### INPUT FOR THIS TASK:
++++++++++

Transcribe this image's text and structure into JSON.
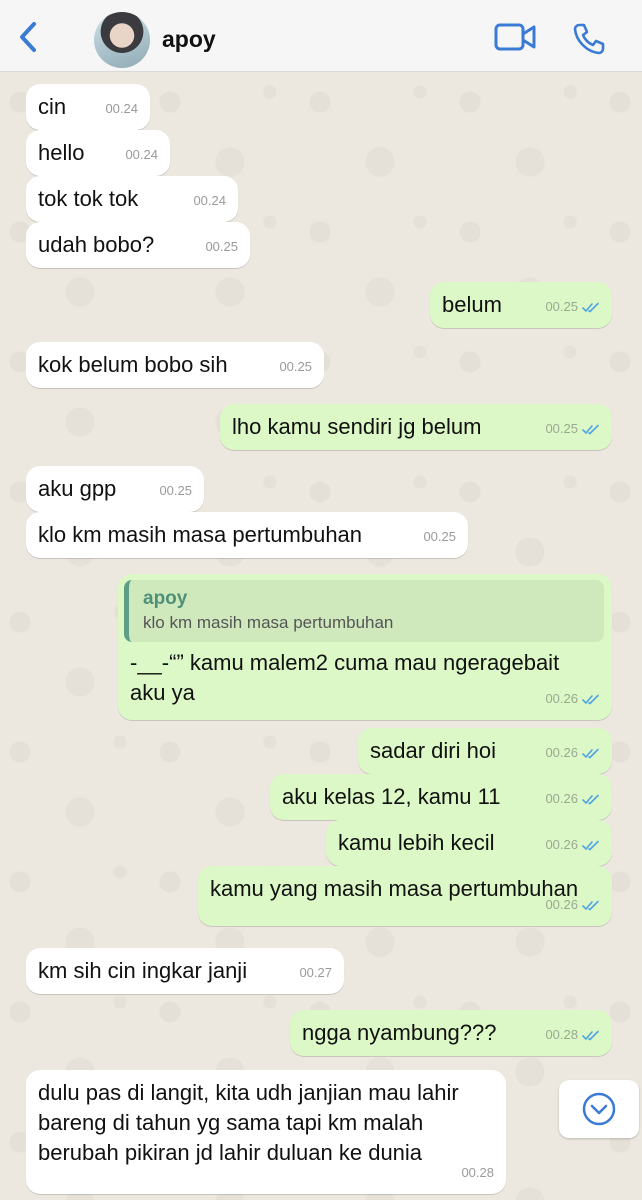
{
  "header": {
    "contact_name": "apoy",
    "back_icon": "chevron-left-icon",
    "video_icon": "video-camera-icon",
    "call_icon": "phone-icon",
    "accent_color": "#3a7bd5"
  },
  "messages": [
    {
      "dir": "in",
      "text": "cin",
      "time": "00.24"
    },
    {
      "dir": "in",
      "text": "hello",
      "time": "00.24"
    },
    {
      "dir": "in",
      "text": "tok tok tok",
      "time": "00.24"
    },
    {
      "dir": "in",
      "text": "udah bobo?",
      "time": "00.25"
    },
    {
      "dir": "out",
      "text": "belum",
      "time": "00.25"
    },
    {
      "dir": "in",
      "text": "kok belum bobo sih",
      "time": "00.25"
    },
    {
      "dir": "out",
      "text": "lho kamu sendiri jg belum",
      "time": "00.25"
    },
    {
      "dir": "in",
      "text": "aku gpp",
      "time": "00.25"
    },
    {
      "dir": "in",
      "text": "klo km masih masa pertumbuhan",
      "time": "00.25"
    },
    {
      "dir": "out",
      "text": "-__-“” kamu malem2 cuma mau ngeragebait aku ya",
      "time": "00.26",
      "quote": {
        "name": "apoy",
        "text": "klo km masih masa pertumbuhan"
      }
    },
    {
      "dir": "out",
      "text": "sadar diri hoi",
      "time": "00.26"
    },
    {
      "dir": "out",
      "text": "aku kelas 12, kamu 11",
      "time": "00.26"
    },
    {
      "dir": "out",
      "text": "kamu lebih kecil",
      "time": "00.26"
    },
    {
      "dir": "out",
      "text": "kamu yang masih masa pertumbuhan",
      "time": "00.26"
    },
    {
      "dir": "in",
      "text": "km sih cin ingkar janji",
      "time": "00.27"
    },
    {
      "dir": "out",
      "text": "ngga nyambung???",
      "time": "00.28"
    },
    {
      "dir": "in",
      "text": "dulu pas di langit, kita udh janjian mau lahir bareng di tahun yg sama tapi km malah berubah pikiran jd lahir duluan ke dunia",
      "time": "00.28"
    }
  ],
  "colors": {
    "incoming_bubble": "#ffffff",
    "outgoing_bubble": "#dcf8c6",
    "read_ticks": "#4fa3e3"
  },
  "scroll_down_icon": "chevron-down-circle-icon"
}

++++++++++

Return the listing above word for word, with the pictures removed.

Transcribe this image's text and structure into JSON.
{
  "header": {
    "contact_name": "apoy",
    "back_icon": "chevron-left-icon",
    "video_icon": "video-camera-icon",
    "call_icon": "phone-icon",
    "accent_color": "#3a7bd5"
  },
  "messages": [
    {
      "dir": "in",
      "text": "cin",
      "time": "00.24"
    },
    {
      "dir": "in",
      "text": "hello",
      "time": "00.24"
    },
    {
      "dir": "in",
      "text": "tok tok tok",
      "time": "00.24"
    },
    {
      "dir": "in",
      "text": "udah bobo?",
      "time": "00.25"
    },
    {
      "dir": "out",
      "text": "belum",
      "time": "00.25"
    },
    {
      "dir": "in",
      "text": "kok belum bobo sih",
      "time": "00.25"
    },
    {
      "dir": "out",
      "text": "lho kamu sendiri jg belum",
      "time": "00.25"
    },
    {
      "dir": "in",
      "text": "aku gpp",
      "time": "00.25"
    },
    {
      "dir": "in",
      "text": "klo km masih masa pertumbuhan",
      "time": "00.25"
    },
    {
      "dir": "out",
      "text": "-__-“” kamu malem2 cuma mau ngeragebait aku ya",
      "time": "00.26",
      "quote": {
        "name": "apoy",
        "text": "klo km masih masa pertumbuhan"
      }
    },
    {
      "dir": "out",
      "text": "sadar diri hoi",
      "time": "00.26"
    },
    {
      "dir": "out",
      "text": "aku kelas 12, kamu 11",
      "time": "00.26"
    },
    {
      "dir": "out",
      "text": "kamu lebih kecil",
      "time": "00.26"
    },
    {
      "dir": "out",
      "text": "kamu yang masih masa pertumbuhan",
      "time": "00.26"
    },
    {
      "dir": "in",
      "text": "km sih cin ingkar janji",
      "time": "00.27"
    },
    {
      "dir": "out",
      "text": "ngga nyambung???",
      "time": "00.28"
    },
    {
      "dir": "in",
      "text": "dulu pas di langit, kita udh janjian mau lahir bareng di tahun yg sama tapi km malah berubah pikiran jd lahir duluan ke dunia",
      "time": "00.28"
    }
  ],
  "colors": {
    "incoming_bubble": "#ffffff",
    "outgoing_bubble": "#dcf8c6",
    "read_ticks": "#4fa3e3"
  },
  "scroll_down_icon": "chevron-down-circle-icon"
}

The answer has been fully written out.